§ Your goal:
Starting at the beginning of the entries and ending at the line that contains "logo-text-rk: RK [342,18,384,49]", lay out those lines as a numbered list, including both ends and omitting any blank lines.

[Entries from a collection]

(begin)

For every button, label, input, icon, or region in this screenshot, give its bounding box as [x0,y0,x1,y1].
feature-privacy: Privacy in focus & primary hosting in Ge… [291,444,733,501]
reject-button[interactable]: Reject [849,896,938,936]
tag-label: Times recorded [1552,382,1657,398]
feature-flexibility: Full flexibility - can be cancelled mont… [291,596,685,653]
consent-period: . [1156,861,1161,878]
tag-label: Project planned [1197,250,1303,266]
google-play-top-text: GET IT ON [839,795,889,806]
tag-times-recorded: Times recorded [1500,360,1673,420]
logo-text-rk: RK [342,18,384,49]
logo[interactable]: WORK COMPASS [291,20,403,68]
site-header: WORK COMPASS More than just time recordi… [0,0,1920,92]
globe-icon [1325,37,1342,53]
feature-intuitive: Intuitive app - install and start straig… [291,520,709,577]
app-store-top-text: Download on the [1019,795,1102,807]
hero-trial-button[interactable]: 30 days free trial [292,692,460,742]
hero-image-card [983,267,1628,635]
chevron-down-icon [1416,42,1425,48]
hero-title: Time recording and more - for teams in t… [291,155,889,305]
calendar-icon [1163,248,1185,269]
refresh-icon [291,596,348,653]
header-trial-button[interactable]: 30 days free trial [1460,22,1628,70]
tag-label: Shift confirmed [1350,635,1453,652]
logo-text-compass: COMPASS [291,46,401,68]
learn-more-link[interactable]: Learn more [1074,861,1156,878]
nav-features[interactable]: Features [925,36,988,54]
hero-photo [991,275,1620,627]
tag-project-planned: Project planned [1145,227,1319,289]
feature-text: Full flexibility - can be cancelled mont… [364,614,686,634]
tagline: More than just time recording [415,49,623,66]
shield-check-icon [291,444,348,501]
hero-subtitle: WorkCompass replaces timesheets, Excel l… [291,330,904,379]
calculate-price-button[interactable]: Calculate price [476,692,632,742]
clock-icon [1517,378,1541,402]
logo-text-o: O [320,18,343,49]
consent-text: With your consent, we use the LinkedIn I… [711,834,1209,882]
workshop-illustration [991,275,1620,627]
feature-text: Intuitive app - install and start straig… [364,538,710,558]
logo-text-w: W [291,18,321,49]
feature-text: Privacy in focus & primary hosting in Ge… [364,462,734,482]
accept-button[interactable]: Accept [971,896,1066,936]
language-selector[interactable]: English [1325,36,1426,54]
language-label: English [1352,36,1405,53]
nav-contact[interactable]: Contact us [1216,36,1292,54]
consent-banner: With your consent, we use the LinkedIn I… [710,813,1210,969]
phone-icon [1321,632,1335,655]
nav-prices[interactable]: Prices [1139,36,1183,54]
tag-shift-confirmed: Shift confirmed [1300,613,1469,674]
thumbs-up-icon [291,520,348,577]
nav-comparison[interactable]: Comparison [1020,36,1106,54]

(end)

§ The response:
1. For every button, label, input, icon, or region in this screenshot, give its bounding box as [x0,y0,x1,y1].
2. feature-privacy: Privacy in focus & primary hosting in Ge… [291,444,733,501]
3. reject-button[interactable]: Reject [849,896,938,936]
4. tag-label: Times recorded [1552,382,1657,398]
5. feature-flexibility: Full flexibility - can be cancelled mont… [291,596,685,653]
6. consent-period: . [1156,861,1161,878]
7. tag-label: Project planned [1197,250,1303,266]
8. google-play-top-text: GET IT ON [839,795,889,806]
9. tag-times-recorded: Times recorded [1500,360,1673,420]
10. logo-text-rk: RK [342,18,384,49]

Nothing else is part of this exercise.